Problem description |
The data below should be restated word for word, with every picture omitted.
# Start of Items
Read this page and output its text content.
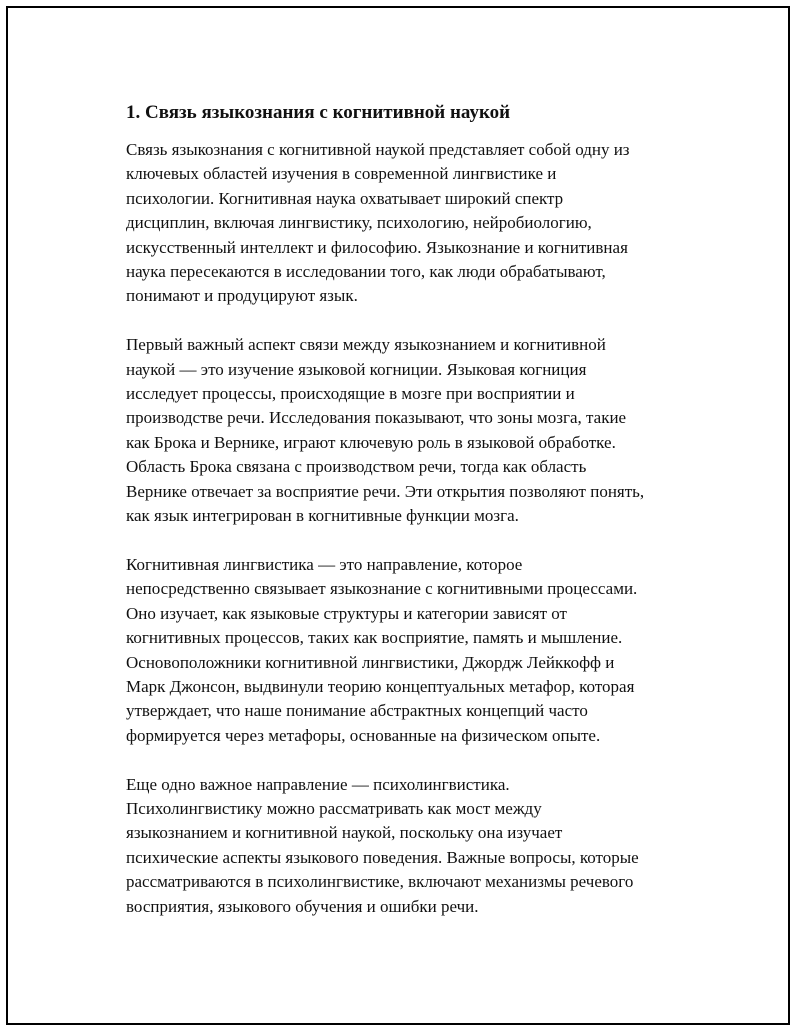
1. Связь языкознания с когнитивной наукой
Связь языкознания с когнитивной наукой представляет собой одну из
ключевых областей изучения в современной лингвистике и
психологии. Когнитивная наука охватывает широкий спектр
дисциплин, включая лингвистику, психологию, нейробиологию,
искусственный интеллект и философию. Языкознание и когнитивная
наука пересекаются в исследовании того, как люди обрабатывают,
понимают и продуцируют язык.
Первый важный аспект связи между языкознанием и когнитивной
наукой — это изучение языковой когниции. Языковая когниция
исследует процессы, происходящие в мозге при восприятии и
производстве речи. Исследования показывают, что зоны мозга, такие
как Брока и Вернике, играют ключевую роль в языковой обработке.
Область Брока связана с производством речи, тогда как область
Вернике отвечает за восприятие речи. Эти открытия позволяют понять,
как язык интегрирован в когнитивные функции мозга.
Когнитивная лингвистика — это направление, которое
непосредственно связывает языкознание с когнитивными процессами.
Оно изучает, как языковые структуры и категории зависят от
когнитивных процессов, таких как восприятие, память и мышление.
Основоположники когнитивной лингвистики, Джордж Лейккофф и
Марк Джонсон, выдвинули теорию концептуальных метафор, которая
утверждает, что наше понимание абстрактных концепций часто
формируется через метафоры, основанные на физическом опыте.
Еще одно важное направление — психолингвистика.
Психолингвистику можно рассматривать как мост между
языкознанием и когнитивной наукой, поскольку она изучает
психические аспекты языкового поведения. Важные вопросы, которые
рассматриваются в психолингвистике, включают механизмы речевого
восприятия, языкового обучения и ошибки речи.
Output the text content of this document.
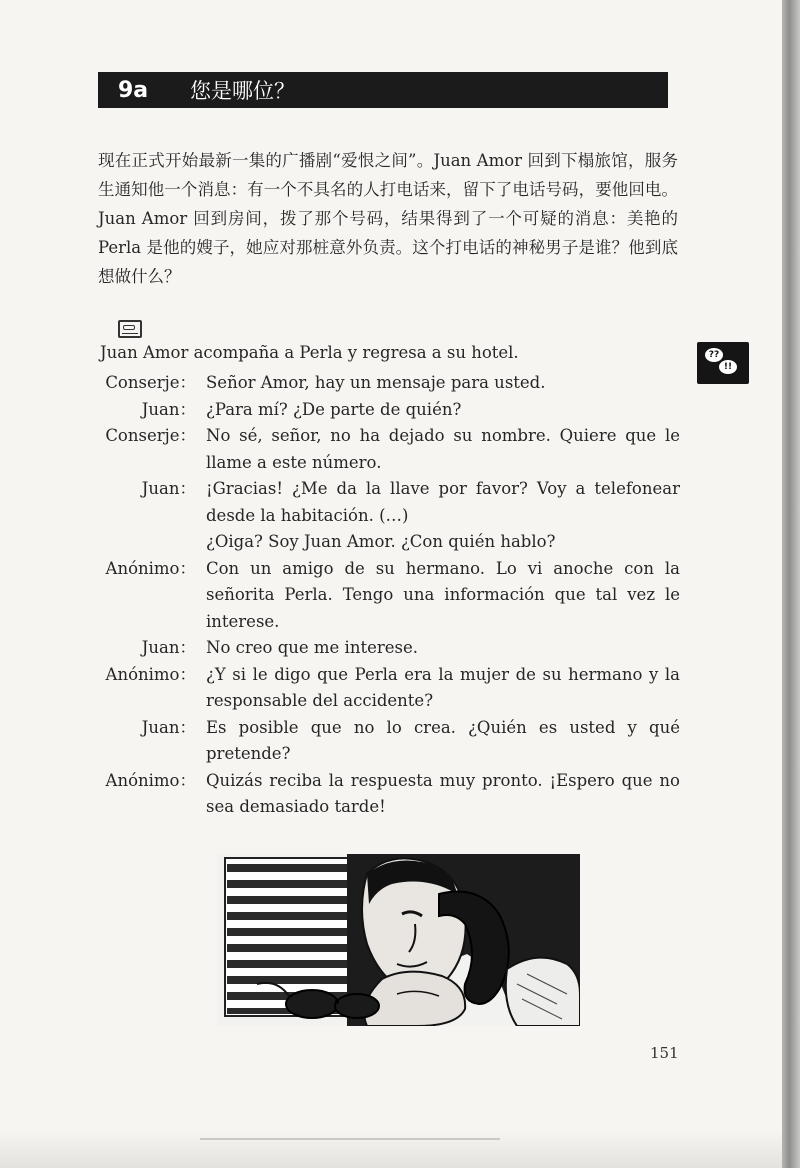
9a	您是哪位？

现在正式开始最新一集的广播剧“爱恨之间”。Juan Amor 回到下榻旅馆，服务生通知他一个消息：有一个不具名的人打电话来，留下了电话号码，要他回电。Juan Amor 回到房间，拨了那个号码，结果得到了一个可疑的消息：美艳的 Perla 是他的嫂子，她应对那桩意外负责。这个打电话的神秘男子是谁？他到底想做什么？

Juan Amor acompaña a Perla y regresa a su hotel.

Conserje： Señor Amor, hay un mensaje para usted.
Juan： ¿Para mí? ¿De parte de quién?
Conserje： No sé, señor, no ha dejado su nombre. Quiere que le llame a este número.
Juan： ¡Gracias! ¿Me da la llave por favor? Voy a telefonear desde la habitación. (…)
¿Oiga? Soy Juan Amor. ¿Con quién hablo?
Anónimo： Con un amigo de su hermano. Lo vi anoche con la señorita Perla. Tengo una información que tal vez le interese.
Juan： No creo que me interese.
Anónimo： ¿Y si le digo que Perla era la mujer de su hermano y la responsable del accidente?
Juan： Es posible que no lo crea. ¿Quién es usted y qué pretende?
Anónimo： Quizás reciba la respuesta muy pronto. ¡Espero que no sea demasiado tarde!
??
!!
151
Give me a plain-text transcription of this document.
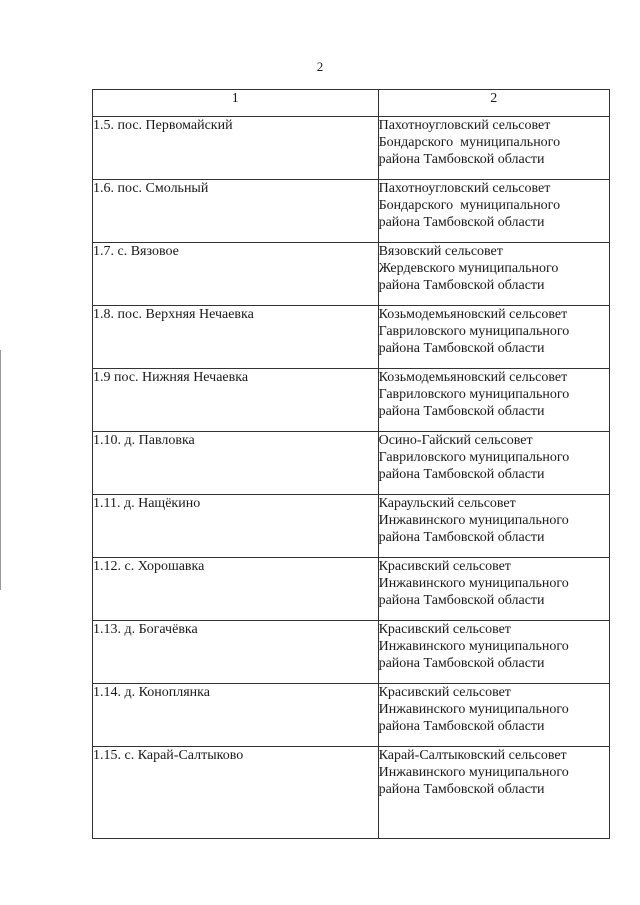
2
1	2
1.5. пос. Первомайский	Пахотноугловский сельсовет
Бондарского  муниципального
района Тамбовской области

1.6. пос. Смольный	Пахотноугловский сельсовет
Бондарского  муниципального
района Тамбовской области

1.7. с. Вязовое	Вязовский сельсовет
Жердевского муниципального
района Тамбовской области

1.8. пос. Верхняя Нечаевка	Козьмодемьяновский сельсовет
Гавриловского муниципального
района Тамбовской области

1.9 пос. Нижняя Нечаевка	Козьмодемьяновский сельсовет
Гавриловского муниципального
района Тамбовской области

1.10. д. Павловка	Осино-Гайский сельсовет
Гавриловского муниципального
района Тамбовской области

1.11. д. Нащёкино	Караульский сельсовет
Инжавинского муниципального
района Тамбовской области

1.12. с. Хорошавка	Красивский сельсовет
Инжавинского муниципального
района Тамбовской области

1.13. д. Богачёвка	Красивский сельсовет
Инжавинского муниципального
района Тамбовской области

1.14. д. Коноплянка	Красивский сельсовет
Инжавинского муниципального
района Тамбовской области

1.15. с. Карай-Салтыково	Карай-Салтыковский сельсовет
Инжавинского муниципального
района Тамбовской области
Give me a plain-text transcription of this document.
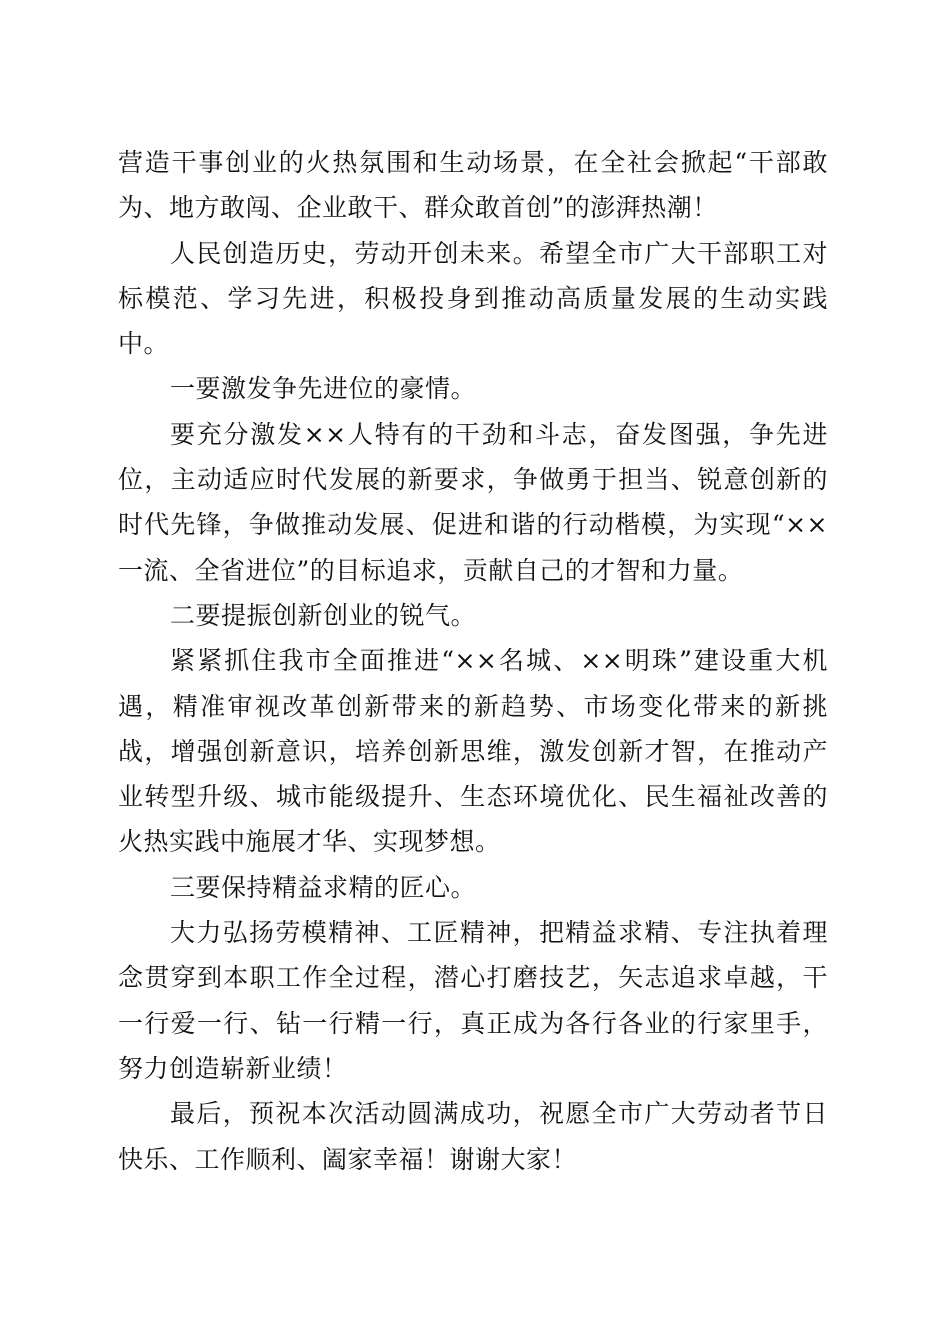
营造干事创业的火热氛围和生动场景，在全社会掀起“干部敢为、地方敢闯、企业敢干、群众敢首创”的澎湃热潮！

人民创造历史，劳动开创未来。希望全市广大干部职工对标模范、学习先进，积极投身到推动高质量发展的生动实践中。

一要激发争先进位的豪情。

要充分激发××人特有的干劲和斗志，奋发图强，争先进位，主动适应时代发展的新要求，争做勇于担当、锐意创新的时代先锋，争做推动发展、促进和谐的行动楷模，为实现“××一流、全省进位”的目标追求，贡献自己的才智和力量。

二要提振创新创业的锐气。

紧紧抓住我市全面推进“××名城、××明珠”建设重大机遇，精准审视改革创新带来的新趋势、市场变化带来的新挑战，增强创新意识，培养创新思维，激发创新才智，在推动产业转型升级、城市能级提升、生态环境优化、民生福祉改善的火热实践中施展才华、实现梦想。

三要保持精益求精的匠心。

大力弘扬劳模精神、工匠精神，把精益求精、专注执着理念贯穿到本职工作全过程，潜心打磨技艺，矢志追求卓越，干一行爱一行、钻一行精一行，真正成为各行各业的行家里手，努力创造崭新业绩！

最后，预祝本次活动圆满成功，祝愿全市广大劳动者节日快乐、工作顺利、阖家幸福！谢谢大家！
# End of Items
Output below |
Read this page and output its text content.
1. Связь языкознания с когнитивной наукой
Связь языкознания с когнитивной наукой представляет собой одну из
ключевых областей изучения в современной лингвистике и
психологии. Когнитивная наука охватывает широкий спектр
дисциплин, включая лингвистику, психологию, нейробиологию,
искусственный интеллект и философию. Языкознание и когнитивная
наука пересекаются в исследовании того, как люди обрабатывают,
понимают и продуцируют язык.
Первый важный аспект связи между языкознанием и когнитивной
наукой — это изучение языковой когниции. Языковая когниция
исследует процессы, происходящие в мозге при восприятии и
производстве речи. Исследования показывают, что зоны мозга, такие
как Брока и Вернике, играют ключевую роль в языковой обработке.
Область Брока связана с производством речи, тогда как область
Вернике отвечает за восприятие речи. Эти открытия позволяют понять,
как язык интегрирован в когнитивные функции мозга.
Когнитивная лингвистика — это направление, которое
непосредственно связывает языкознание с когнитивными процессами.
Оно изучает, как языковые структуры и категории зависят от
когнитивных процессов, таких как восприятие, память и мышление.
Основоположники когнитивной лингвистики, Джордж Лейккофф и
Марк Джонсон, выдвинули теорию концептуальных метафор, которая
утверждает, что наше понимание абстрактных концепций часто
формируется через метафоры, основанные на физическом опыте.
Еще одно важное направление — психолингвистика.
Психолингвистику можно рассматривать как мост между
языкознанием и когнитивной наукой, поскольку она изучает
психические аспекты языкового поведения. Важные вопросы, которые
рассматриваются в психолингвистике, включают механизмы речевого
восприятия, языкового обучения и ошибки речи.
Output the text content of this document.
9a	您是哪位？

现在正式开始最新一集的广播剧“爱恨之间”。Juan Amor 回到下榻旅馆，服务生通知他一个消息：有一个不具名的人打电话来，留下了电话号码，要他回电。Juan Amor 回到房间，拨了那个号码，结果得到了一个可疑的消息：美艳的 Perla 是他的嫂子，她应对那桩意外负责。这个打电话的神秘男子是谁？他到底想做什么？

Juan Amor acompaña a Perla y regresa a su hotel.

Conserje： Señor Amor, hay un mensaje para usted.
Juan： ¿Para mí? ¿De parte de quién?
Conserje： No sé, señor, no ha dejado su nombre. Quiere que le llame a este número.
Juan： ¡Gracias! ¿Me da la llave por favor? Voy a telefonear desde la habitación. (…)
¿Oiga? Soy Juan Amor. ¿Con quién hablo?
Anónimo： Con un amigo de su hermano. Lo vi anoche con la señorita Perla. Tengo una información que tal vez le interese.
Juan： No creo que me interese.
Anónimo： ¿Y si le digo que Perla era la mujer de su hermano y la responsable del accidente?
Juan： Es posible que no lo crea. ¿Quién es usted y qué pretende?
Anónimo： Quizás reciba la respuesta muy pronto. ¡Espero que no sea demasiado tarde!
??
!!
151
Give me a plain-text transcription of this document.
2
1	2
1.5. пос. Первомайский	Пахотноугловский сельсовет
Бондарского  муниципального
района Тамбовской области

1.6. пос. Смольный	Пахотноугловский сельсовет
Бондарского  муниципального
района Тамбовской области

1.7. с. Вязовое	Вязовский сельсовет
Жердевского муниципального
района Тамбовской области

1.8. пос. Верхняя Нечаевка	Козьмодемьяновский сельсовет
Гавриловского муниципального
района Тамбовской области

1.9 пос. Нижняя Нечаевка	Козьмодемьяновский сельсовет
Гавриловского муниципального
района Тамбовской области

1.10. д. Павловка	Осино-Гайский сельсовет
Гавриловского муниципального
района Тамбовской области

1.11. д. Нащёкино	Караульский сельсовет
Инжавинского муниципального
района Тамбовской области

1.12. с. Хорошавка	Красивский сельсовет
Инжавинского муниципального
района Тамбовской области

1.13. д. Богачёвка	Красивский сельсовет
Инжавинского муниципального
района Тамбовской области

1.14. д. Коноплянка	Красивский сельсовет
Инжавинского муниципального
района Тамбовской области

1.15. с. Карай-Салтыково	Карай-Салтыковский сельсовет
Инжавинского муниципального
района Тамбовской области
Give me a plain-text transcription of this document.
营造干事创业的火热氛围和生动场景，在全社会掀起“干部敢为、地方敢闯、企业敢干、群众敢首创”的澎湃热潮！

人民创造历史，劳动开创未来。希望全市广大干部职工对标模范、学习先进，积极投身到推动高质量发展的生动实践中。

一要激发争先进位的豪情。

要充分激发××人特有的干劲和斗志，奋发图强，争先进位，主动适应时代发展的新要求，争做勇于担当、锐意创新的时代先锋，争做推动发展、促进和谐的行动楷模，为实现“××一流、全省进位”的目标追求，贡献自己的才智和力量。

二要提振创新创业的锐气。

紧紧抓住我市全面推进“××名城、××明珠”建设重大机遇，精准审视改革创新带来的新趋势、市场变化带来的新挑战，增强创新意识，培养创新思维，激发创新才智，在推动产业转型升级、城市能级提升、生态环境优化、民生福祉改善的火热实践中施展才华、实现梦想。

三要保持精益求精的匠心。

大力弘扬劳模精神、工匠精神，把精益求精、专注执着理念贯穿到本职工作全过程，潜心打磨技艺，矢志追求卓越，干一行爱一行、钻一行精一行，真正成为各行各业的行家里手，努力创造崭新业绩！

最后，预祝本次活动圆满成功，祝愿全市广大劳动者节日快乐、工作顺利、阖家幸福！谢谢大家！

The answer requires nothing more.